SET PROBLEM: Output each line of the material exactly as it stands.

------------------------------------------------

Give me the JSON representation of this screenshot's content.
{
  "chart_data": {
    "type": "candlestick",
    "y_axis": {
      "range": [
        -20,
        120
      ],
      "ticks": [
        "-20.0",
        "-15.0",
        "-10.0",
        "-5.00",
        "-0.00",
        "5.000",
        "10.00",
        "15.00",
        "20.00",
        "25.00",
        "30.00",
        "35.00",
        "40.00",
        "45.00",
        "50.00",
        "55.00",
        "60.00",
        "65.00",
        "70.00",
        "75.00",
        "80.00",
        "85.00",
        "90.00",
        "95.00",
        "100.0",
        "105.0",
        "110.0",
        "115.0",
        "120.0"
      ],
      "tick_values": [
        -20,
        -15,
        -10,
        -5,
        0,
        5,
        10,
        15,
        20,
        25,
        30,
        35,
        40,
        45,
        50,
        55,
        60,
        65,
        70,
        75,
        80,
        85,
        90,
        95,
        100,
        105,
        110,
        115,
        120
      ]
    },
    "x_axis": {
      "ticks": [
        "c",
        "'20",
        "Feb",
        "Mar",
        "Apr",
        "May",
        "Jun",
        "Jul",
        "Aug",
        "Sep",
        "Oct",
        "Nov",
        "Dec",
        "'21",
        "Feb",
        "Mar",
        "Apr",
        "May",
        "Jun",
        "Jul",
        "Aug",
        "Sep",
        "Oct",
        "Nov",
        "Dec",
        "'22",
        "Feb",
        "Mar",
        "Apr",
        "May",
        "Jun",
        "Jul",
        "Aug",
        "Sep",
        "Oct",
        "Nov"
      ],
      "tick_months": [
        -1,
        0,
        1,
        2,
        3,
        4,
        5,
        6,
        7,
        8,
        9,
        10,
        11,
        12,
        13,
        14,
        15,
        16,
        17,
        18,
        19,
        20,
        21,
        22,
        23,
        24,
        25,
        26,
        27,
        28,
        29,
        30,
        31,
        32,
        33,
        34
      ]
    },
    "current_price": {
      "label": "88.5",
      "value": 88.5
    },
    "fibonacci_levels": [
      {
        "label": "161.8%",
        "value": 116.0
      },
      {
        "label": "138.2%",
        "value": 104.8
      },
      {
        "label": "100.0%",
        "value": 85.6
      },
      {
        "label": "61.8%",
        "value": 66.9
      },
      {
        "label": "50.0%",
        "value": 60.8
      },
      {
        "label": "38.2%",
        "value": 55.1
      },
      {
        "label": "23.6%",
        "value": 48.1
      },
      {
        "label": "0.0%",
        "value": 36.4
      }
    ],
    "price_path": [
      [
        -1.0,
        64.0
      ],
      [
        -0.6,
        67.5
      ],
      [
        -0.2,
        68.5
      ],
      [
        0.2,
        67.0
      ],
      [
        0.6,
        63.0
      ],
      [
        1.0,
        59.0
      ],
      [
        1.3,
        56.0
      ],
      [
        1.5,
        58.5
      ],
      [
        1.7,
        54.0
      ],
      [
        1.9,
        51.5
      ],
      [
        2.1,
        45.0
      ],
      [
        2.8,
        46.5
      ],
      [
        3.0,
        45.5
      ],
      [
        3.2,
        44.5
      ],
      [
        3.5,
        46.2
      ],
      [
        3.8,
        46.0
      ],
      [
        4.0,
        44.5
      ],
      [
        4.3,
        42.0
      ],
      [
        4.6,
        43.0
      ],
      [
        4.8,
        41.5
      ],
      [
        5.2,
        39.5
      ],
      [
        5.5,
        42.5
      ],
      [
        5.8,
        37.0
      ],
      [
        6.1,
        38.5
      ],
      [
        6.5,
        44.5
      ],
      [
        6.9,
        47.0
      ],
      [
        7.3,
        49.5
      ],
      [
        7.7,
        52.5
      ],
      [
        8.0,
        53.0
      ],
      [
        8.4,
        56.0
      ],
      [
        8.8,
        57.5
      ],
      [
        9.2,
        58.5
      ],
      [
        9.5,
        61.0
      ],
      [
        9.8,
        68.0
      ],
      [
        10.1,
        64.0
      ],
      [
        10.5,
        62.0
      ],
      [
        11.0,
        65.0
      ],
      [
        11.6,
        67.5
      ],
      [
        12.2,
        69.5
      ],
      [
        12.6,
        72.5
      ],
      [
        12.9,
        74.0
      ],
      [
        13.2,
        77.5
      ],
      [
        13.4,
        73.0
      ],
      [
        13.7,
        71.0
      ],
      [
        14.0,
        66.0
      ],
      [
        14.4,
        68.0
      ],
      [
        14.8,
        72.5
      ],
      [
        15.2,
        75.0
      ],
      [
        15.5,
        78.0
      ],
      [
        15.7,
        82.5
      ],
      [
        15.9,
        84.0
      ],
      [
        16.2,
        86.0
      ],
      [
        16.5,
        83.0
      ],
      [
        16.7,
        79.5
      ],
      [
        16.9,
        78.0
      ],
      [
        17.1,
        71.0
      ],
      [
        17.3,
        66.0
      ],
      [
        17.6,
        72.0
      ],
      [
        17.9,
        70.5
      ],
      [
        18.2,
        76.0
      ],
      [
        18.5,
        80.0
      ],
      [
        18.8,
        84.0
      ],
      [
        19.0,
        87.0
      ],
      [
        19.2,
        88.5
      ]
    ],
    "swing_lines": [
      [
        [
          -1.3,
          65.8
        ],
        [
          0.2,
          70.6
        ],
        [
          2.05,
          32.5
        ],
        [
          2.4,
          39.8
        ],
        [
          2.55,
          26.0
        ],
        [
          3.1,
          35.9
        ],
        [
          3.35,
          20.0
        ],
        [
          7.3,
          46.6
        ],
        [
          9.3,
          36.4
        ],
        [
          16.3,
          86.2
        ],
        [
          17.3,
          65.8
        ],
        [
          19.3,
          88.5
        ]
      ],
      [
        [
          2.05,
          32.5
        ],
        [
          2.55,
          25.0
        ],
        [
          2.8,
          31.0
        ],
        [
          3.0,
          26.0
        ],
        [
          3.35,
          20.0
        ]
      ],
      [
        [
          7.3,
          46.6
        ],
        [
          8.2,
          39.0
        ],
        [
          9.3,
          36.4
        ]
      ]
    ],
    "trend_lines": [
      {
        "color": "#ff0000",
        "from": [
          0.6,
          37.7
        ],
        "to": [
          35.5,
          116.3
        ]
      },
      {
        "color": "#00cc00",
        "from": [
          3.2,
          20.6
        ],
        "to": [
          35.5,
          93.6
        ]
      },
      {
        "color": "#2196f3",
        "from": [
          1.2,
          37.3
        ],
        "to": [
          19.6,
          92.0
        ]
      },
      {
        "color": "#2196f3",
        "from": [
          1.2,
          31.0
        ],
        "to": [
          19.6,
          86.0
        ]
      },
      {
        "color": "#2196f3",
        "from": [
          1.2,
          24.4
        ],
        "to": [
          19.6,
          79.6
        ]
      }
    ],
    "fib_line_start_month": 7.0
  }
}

------------------------------------------------

SOLUTION FOR THIS TASK:
Give me the JSON representation of this screenshot's content.
{
  "chart_data": {
    "type": "candlestick",
    "y_axis": {
      "range": [
        -20,
        120
      ],
      "ticks": [
        "-20.0",
        "-15.0",
        "-10.0",
        "-5.00",
        "-0.00",
        "5.000",
        "10.00",
        "15.00",
        "20.00",
        "25.00",
        "30.00",
        "35.00",
        "40.00",
        "45.00",
        "50.00",
        "55.00",
        "60.00",
        "65.00",
        "70.00",
        "75.00",
        "80.00",
        "85.00",
        "90.00",
        "95.00",
        "100.0",
        "105.0",
        "110.0",
        "115.0",
        "120.0"
      ],
      "tick_values": [
        -20,
        -15,
        -10,
        -5,
        0,
        5,
        10,
        15,
        20,
        25,
        30,
        35,
        40,
        45,
        50,
        55,
        60,
        65,
        70,
        75,
        80,
        85,
        90,
        95,
        100,
        105,
        110,
        115,
        120
      ]
    },
    "x_axis": {
      "ticks": [
        "c",
        "'20",
        "Feb",
        "Mar",
        "Apr",
        "May",
        "Jun",
        "Jul",
        "Aug",
        "Sep",
        "Oct",
        "Nov",
        "Dec",
        "'21",
        "Feb",
        "Mar",
        "Apr",
        "May",
        "Jun",
        "Jul",
        "Aug",
        "Sep",
        "Oct",
        "Nov",
        "Dec",
        "'22",
        "Feb",
        "Mar",
        "Apr",
        "May",
        "Jun",
        "Jul",
        "Aug",
        "Sep",
        "Oct",
        "Nov"
      ],
      "tick_months": [
        -1,
        0,
        1,
        2,
        3,
        4,
        5,
        6,
        7,
        8,
        9,
        10,
        11,
        12,
        13,
        14,
        15,
        16,
        17,
        18,
        19,
        20,
        21,
        22,
        23,
        24,
        25,
        26,
        27,
        28,
        29,
        30,
        31,
        32,
        33,
        34
      ]
    },
    "current_price": {
      "label": "88.5",
      "value": 88.5
    },
    "fibonacci_levels": [
      {
        "label": "161.8%",
        "value": 116.0
      },
      {
        "label": "138.2%",
        "value": 104.8
      },
      {
        "label": "100.0%",
        "value": 85.6
      },
      {
        "label": "61.8%",
        "value": 66.9
      },
      {
        "label": "50.0%",
        "value": 60.8
      },
      {
        "label": "38.2%",
        "value": 55.1
      },
      {
        "label": "23.6%",
        "value": 48.1
      },
      {
        "label": "0.0%",
        "value": 36.4
      }
    ],
    "price_path": [
      [
        -1.0,
        64.0
      ],
      [
        -0.6,
        67.5
      ],
      [
        -0.2,
        68.5
      ],
      [
        0.2,
        67.0
      ],
      [
        0.6,
        63.0
      ],
      [
        1.0,
        59.0
      ],
      [
        1.3,
        56.0
      ],
      [
        1.5,
        58.5
      ],
      [
        1.7,
        54.0
      ],
      [
        1.9,
        51.5
      ],
      [
        2.1,
        45.0
      ],
      [
        2.8,
        46.5
      ],
      [
        3.0,
        45.5
      ],
      [
        3.2,
        44.5
      ],
      [
        3.5,
        46.2
      ],
      [
        3.8,
        46.0
      ],
      [
        4.0,
        44.5
      ],
      [
        4.3,
        42.0
      ],
      [
        4.6,
        43.0
      ],
      [
        4.8,
        41.5
      ],
      [
        5.2,
        39.5
      ],
      [
        5.5,
        42.5
      ],
      [
        5.8,
        37.0
      ],
      [
        6.1,
        38.5
      ],
      [
        6.5,
        44.5
      ],
      [
        6.9,
        47.0
      ],
      [
        7.3,
        49.5
      ],
      [
        7.7,
        52.5
      ],
      [
        8.0,
        53.0
      ],
      [
        8.4,
        56.0
      ],
      [
        8.8,
        57.5
      ],
      [
        9.2,
        58.5
      ],
      [
        9.5,
        61.0
      ],
      [
        9.8,
        68.0
      ],
      [
        10.1,
        64.0
      ],
      [
        10.5,
        62.0
      ],
      [
        11.0,
        65.0
      ],
      [
        11.6,
        67.5
      ],
      [
        12.2,
        69.5
      ],
      [
        12.6,
        72.5
      ],
      [
        12.9,
        74.0
      ],
      [
        13.2,
        77.5
      ],
      [
        13.4,
        73.0
      ],
      [
        13.7,
        71.0
      ],
      [
        14.0,
        66.0
      ],
      [
        14.4,
        68.0
      ],
      [
        14.8,
        72.5
      ],
      [
        15.2,
        75.0
      ],
      [
        15.5,
        78.0
      ],
      [
        15.7,
        82.5
      ],
      [
        15.9,
        84.0
      ],
      [
        16.2,
        86.0
      ],
      [
        16.5,
        83.0
      ],
      [
        16.7,
        79.5
      ],
      [
        16.9,
        78.0
      ],
      [
        17.1,
        71.0
      ],
      [
        17.3,
        66.0
      ],
      [
        17.6,
        72.0
      ],
      [
        17.9,
        70.5
      ],
      [
        18.2,
        76.0
      ],
      [
        18.5,
        80.0
      ],
      [
        18.8,
        84.0
      ],
      [
        19.0,
        87.0
      ],
      [
        19.2,
        88.5
      ]
    ],
    "swing_lines": [
      [
        [
          -1.3,
          65.8
        ],
        [
          0.2,
          70.6
        ],
        [
          2.05,
          32.5
        ],
        [
          2.4,
          39.8
        ],
        [
          2.55,
          26.0
        ],
        [
          3.1,
          35.9
        ],
        [
          3.35,
          20.0
        ],
        [
          7.3,
          46.6
        ],
        [
          9.3,
          36.4
        ],
        [
          16.3,
          86.2
        ],
        [
          17.3,
          65.8
        ],
        [
          19.3,
          88.5
        ]
      ],
      [
        [
          2.05,
          32.5
        ],
        [
          2.55,
          25.0
        ],
        [
          2.8,
          31.0
        ],
        [
          3.0,
          26.0
        ],
        [
          3.35,
          20.0
        ]
      ],
      [
        [
          7.3,
          46.6
        ],
        [
          8.2,
          39.0
        ],
        [
          9.3,
          36.4
        ]
      ]
    ],
    "trend_lines": [
      {
        "color": "#ff0000",
        "from": [
          0.6,
          37.7
        ],
        "to": [
          35.5,
          116.3
        ]
      },
      {
        "color": "#00cc00",
        "from": [
          3.2,
          20.6
        ],
        "to": [
          35.5,
          93.6
        ]
      },
      {
        "color": "#2196f3",
        "from": [
          1.2,
          37.3
        ],
        "to": [
          19.6,
          92.0
        ]
      },
      {
        "color": "#2196f3",
        "from": [
          1.2,
          31.0
        ],
        "to": [
          19.6,
          86.0
        ]
      },
      {
        "color": "#2196f3",
        "from": [
          1.2,
          24.4
        ],
        "to": [
          19.6,
          79.6
        ]
      }
    ],
    "fib_line_start_month": 7.0
  }
}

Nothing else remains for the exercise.